Collection entries:
------------------------

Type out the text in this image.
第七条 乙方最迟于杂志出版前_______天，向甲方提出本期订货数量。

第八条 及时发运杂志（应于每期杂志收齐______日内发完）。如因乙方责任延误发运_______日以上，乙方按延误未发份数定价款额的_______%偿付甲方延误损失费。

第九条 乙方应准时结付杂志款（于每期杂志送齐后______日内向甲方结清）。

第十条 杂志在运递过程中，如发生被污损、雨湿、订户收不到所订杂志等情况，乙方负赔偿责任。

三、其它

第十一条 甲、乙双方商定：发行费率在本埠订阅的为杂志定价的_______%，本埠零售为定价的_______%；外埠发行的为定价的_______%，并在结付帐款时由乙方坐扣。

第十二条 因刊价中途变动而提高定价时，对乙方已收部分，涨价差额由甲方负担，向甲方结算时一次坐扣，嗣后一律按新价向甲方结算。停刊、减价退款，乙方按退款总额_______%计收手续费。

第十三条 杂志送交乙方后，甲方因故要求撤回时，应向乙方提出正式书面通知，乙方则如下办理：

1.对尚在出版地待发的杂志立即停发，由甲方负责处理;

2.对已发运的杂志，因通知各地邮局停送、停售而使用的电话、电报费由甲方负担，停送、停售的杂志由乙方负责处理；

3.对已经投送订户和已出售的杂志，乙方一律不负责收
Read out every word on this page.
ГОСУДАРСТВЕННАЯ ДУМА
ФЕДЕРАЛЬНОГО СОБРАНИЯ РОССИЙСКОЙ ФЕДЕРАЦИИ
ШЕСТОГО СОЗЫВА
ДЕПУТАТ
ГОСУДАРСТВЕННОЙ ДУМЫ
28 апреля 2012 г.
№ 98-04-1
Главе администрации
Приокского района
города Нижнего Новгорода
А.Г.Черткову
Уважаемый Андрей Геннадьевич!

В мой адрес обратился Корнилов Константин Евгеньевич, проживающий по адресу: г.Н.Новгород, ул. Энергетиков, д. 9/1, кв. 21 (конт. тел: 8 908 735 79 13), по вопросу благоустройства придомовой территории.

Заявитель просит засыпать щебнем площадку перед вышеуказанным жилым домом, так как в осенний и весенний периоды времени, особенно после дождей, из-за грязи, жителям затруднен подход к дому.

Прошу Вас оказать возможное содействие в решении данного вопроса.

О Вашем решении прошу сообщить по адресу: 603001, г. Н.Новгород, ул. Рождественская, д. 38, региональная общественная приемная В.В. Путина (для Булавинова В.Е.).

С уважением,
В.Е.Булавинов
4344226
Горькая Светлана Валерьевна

------------------------

▶ _Problem requirements_: Word for word, write out all of the data above.

▶ _Solution to this problem_:
Type out the text in this image.
第七条 乙方最迟于杂志出版前_______天，向甲方提出本期订货数量。

第八条 及时发运杂志（应于每期杂志收齐______日内发完）。如因乙方责任延误发运_______日以上，乙方按延误未发份数定价款额的_______%偿付甲方延误损失费。

第九条 乙方应准时结付杂志款（于每期杂志送齐后______日内向甲方结清）。

第十条 杂志在运递过程中，如发生被污损、雨湿、订户收不到所订杂志等情况，乙方负赔偿责任。

三、其它

第十一条 甲、乙双方商定：发行费率在本埠订阅的为杂志定价的_______%，本埠零售为定价的_______%；外埠发行的为定价的_______%，并在结付帐款时由乙方坐扣。

第十二条 因刊价中途变动而提高定价时，对乙方已收部分，涨价差额由甲方负担，向甲方结算时一次坐扣，嗣后一律按新价向甲方结算。停刊、减价退款，乙方按退款总额_______%计收手续费。

第十三条 杂志送交乙方后，甲方因故要求撤回时，应向乙方提出正式书面通知，乙方则如下办理：

1.对尚在出版地待发的杂志立即停发，由甲方负责处理;

2.对已发运的杂志，因通知各地邮局停送、停售而使用的电话、电报费由甲方负担，停送、停售的杂志由乙方负责处理；

3.对已经投送订户和已出售的杂志，乙方一律不负责收
Read out every word on this page.
ГОСУДАРСТВЕННАЯ ДУМА
ФЕДЕРАЛЬНОГО СОБРАНИЯ РОССИЙСКОЙ ФЕДЕРАЦИИ
ШЕСТОГО СОЗЫВА
ДЕПУТАТ
ГОСУДАРСТВЕННОЙ ДУМЫ
28 апреля 2012 г.
№ 98-04-1
Главе администрации
Приокского района
города Нижнего Новгорода
А.Г.Черткову
Уважаемый Андрей Геннадьевич!

В мой адрес обратился Корнилов Константин Евгеньевич, проживающий по адресу: г.Н.Новгород, ул. Энергетиков, д. 9/1, кв. 21 (конт. тел: 8 908 735 79 13), по вопросу благоустройства придомовой территории.

Заявитель просит засыпать щебнем площадку перед вышеуказанным жилым домом, так как в осенний и весенний периоды времени, особенно после дождей, из-за грязи, жителям затруднен подход к дому.

Прошу Вас оказать возможное содействие в решении данного вопроса.

О Вашем решении прошу сообщить по адресу: 603001, г. Н.Новгород, ул. Рождественская, д. 38, региональная общественная приемная В.В. Путина (для Булавинова В.Е.).

С уважением,
В.Е.Булавинов
4344226
Горькая Светлана Валерьевна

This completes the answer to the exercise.